[Begin SOURCE RECORDS]

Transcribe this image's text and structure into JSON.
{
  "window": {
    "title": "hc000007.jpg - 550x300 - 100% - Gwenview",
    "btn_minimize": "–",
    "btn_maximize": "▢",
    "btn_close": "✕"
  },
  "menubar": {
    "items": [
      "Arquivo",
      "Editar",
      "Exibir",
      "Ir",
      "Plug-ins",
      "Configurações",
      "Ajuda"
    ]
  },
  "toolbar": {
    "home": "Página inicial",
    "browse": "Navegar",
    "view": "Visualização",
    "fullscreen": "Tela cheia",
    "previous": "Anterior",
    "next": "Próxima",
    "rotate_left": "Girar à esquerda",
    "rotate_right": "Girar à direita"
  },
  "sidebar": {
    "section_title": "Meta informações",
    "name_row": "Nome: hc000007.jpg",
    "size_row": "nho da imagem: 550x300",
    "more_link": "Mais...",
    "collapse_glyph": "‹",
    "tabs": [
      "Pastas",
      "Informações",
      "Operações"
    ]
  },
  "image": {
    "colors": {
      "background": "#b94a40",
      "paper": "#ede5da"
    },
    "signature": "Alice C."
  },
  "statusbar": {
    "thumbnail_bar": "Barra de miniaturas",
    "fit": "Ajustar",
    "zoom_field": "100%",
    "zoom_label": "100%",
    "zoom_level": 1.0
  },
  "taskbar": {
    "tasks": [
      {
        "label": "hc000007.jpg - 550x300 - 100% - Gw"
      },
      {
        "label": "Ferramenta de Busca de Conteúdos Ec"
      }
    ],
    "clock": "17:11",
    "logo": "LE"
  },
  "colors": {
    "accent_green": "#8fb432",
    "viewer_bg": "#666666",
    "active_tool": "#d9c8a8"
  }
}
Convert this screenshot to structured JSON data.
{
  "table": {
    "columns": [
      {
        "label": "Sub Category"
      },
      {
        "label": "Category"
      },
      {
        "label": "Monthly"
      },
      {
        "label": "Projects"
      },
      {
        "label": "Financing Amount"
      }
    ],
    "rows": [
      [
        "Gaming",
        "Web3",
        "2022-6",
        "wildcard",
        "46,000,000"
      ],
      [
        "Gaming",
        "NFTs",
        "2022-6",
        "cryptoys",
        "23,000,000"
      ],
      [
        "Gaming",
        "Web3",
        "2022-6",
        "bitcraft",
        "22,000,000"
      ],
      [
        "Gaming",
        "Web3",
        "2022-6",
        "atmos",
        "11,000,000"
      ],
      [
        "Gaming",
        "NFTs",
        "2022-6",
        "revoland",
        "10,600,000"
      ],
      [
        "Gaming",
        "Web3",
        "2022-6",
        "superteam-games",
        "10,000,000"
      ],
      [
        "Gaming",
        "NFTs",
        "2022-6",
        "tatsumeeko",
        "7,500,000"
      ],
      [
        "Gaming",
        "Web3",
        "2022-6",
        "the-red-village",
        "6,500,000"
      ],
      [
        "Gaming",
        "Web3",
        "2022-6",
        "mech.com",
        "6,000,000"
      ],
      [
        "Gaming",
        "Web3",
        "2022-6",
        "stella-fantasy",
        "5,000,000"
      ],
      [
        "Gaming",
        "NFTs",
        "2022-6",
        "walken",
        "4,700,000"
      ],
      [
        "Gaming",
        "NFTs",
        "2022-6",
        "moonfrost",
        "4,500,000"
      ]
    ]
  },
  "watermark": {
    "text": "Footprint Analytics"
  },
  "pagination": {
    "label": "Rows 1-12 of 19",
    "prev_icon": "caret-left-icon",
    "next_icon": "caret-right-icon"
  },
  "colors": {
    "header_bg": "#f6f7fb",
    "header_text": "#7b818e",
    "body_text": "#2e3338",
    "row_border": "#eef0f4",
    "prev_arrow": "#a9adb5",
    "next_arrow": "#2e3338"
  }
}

[End SOURCE RECORDS]

▸ **REQUIRED WORK**
Produce an exact copy of all the records.

▸ **RESULT FOR THIS EXERCISE**
Transcribe this image's text and structure into JSON.
{
  "window": {
    "title": "hc000007.jpg - 550x300 - 100% - Gwenview",
    "btn_minimize": "–",
    "btn_maximize": "▢",
    "btn_close": "✕"
  },
  "menubar": {
    "items": [
      "Arquivo",
      "Editar",
      "Exibir",
      "Ir",
      "Plug-ins",
      "Configurações",
      "Ajuda"
    ]
  },
  "toolbar": {
    "home": "Página inicial",
    "browse": "Navegar",
    "view": "Visualização",
    "fullscreen": "Tela cheia",
    "previous": "Anterior",
    "next": "Próxima",
    "rotate_left": "Girar à esquerda",
    "rotate_right": "Girar à direita"
  },
  "sidebar": {
    "section_title": "Meta informações",
    "name_row": "Nome: hc000007.jpg",
    "size_row": "nho da imagem: 550x300",
    "more_link": "Mais...",
    "collapse_glyph": "‹",
    "tabs": [
      "Pastas",
      "Informações",
      "Operações"
    ]
  },
  "image": {
    "colors": {
      "background": "#b94a40",
      "paper": "#ede5da"
    },
    "signature": "Alice C."
  },
  "statusbar": {
    "thumbnail_bar": "Barra de miniaturas",
    "fit": "Ajustar",
    "zoom_field": "100%",
    "zoom_label": "100%",
    "zoom_level": 1.0
  },
  "taskbar": {
    "tasks": [
      {
        "label": "hc000007.jpg - 550x300 - 100% - Gw"
      },
      {
        "label": "Ferramenta de Busca de Conteúdos Ec"
      }
    ],
    "clock": "17:11",
    "logo": "LE"
  },
  "colors": {
    "accent_green": "#8fb432",
    "viewer_bg": "#666666",
    "active_tool": "#d9c8a8"
  }
}
Convert this screenshot to structured JSON data.
{
  "table": {
    "columns": [
      {
        "label": "Sub Category"
      },
      {
        "label": "Category"
      },
      {
        "label": "Monthly"
      },
      {
        "label": "Projects"
      },
      {
        "label": "Financing Amount"
      }
    ],
    "rows": [
      [
        "Gaming",
        "Web3",
        "2022-6",
        "wildcard",
        "46,000,000"
      ],
      [
        "Gaming",
        "NFTs",
        "2022-6",
        "cryptoys",
        "23,000,000"
      ],
      [
        "Gaming",
        "Web3",
        "2022-6",
        "bitcraft",
        "22,000,000"
      ],
      [
        "Gaming",
        "Web3",
        "2022-6",
        "atmos",
        "11,000,000"
      ],
      [
        "Gaming",
        "NFTs",
        "2022-6",
        "revoland",
        "10,600,000"
      ],
      [
        "Gaming",
        "Web3",
        "2022-6",
        "superteam-games",
        "10,000,000"
      ],
      [
        "Gaming",
        "NFTs",
        "2022-6",
        "tatsumeeko",
        "7,500,000"
      ],
      [
        "Gaming",
        "Web3",
        "2022-6",
        "the-red-village",
        "6,500,000"
      ],
      [
        "Gaming",
        "Web3",
        "2022-6",
        "mech.com",
        "6,000,000"
      ],
      [
        "Gaming",
        "Web3",
        "2022-6",
        "stella-fantasy",
        "5,000,000"
      ],
      [
        "Gaming",
        "NFTs",
        "2022-6",
        "walken",
        "4,700,000"
      ],
      [
        "Gaming",
        "NFTs",
        "2022-6",
        "moonfrost",
        "4,500,000"
      ]
    ]
  },
  "watermark": {
    "text": "Footprint Analytics"
  },
  "pagination": {
    "label": "Rows 1-12 of 19",
    "prev_icon": "caret-left-icon",
    "next_icon": "caret-right-icon"
  },
  "colors": {
    "header_bg": "#f6f7fb",
    "header_text": "#7b818e",
    "body_text": "#2e3338",
    "row_border": "#eef0f4",
    "prev_arrow": "#a9adb5",
    "next_arrow": "#2e3338"
  }
}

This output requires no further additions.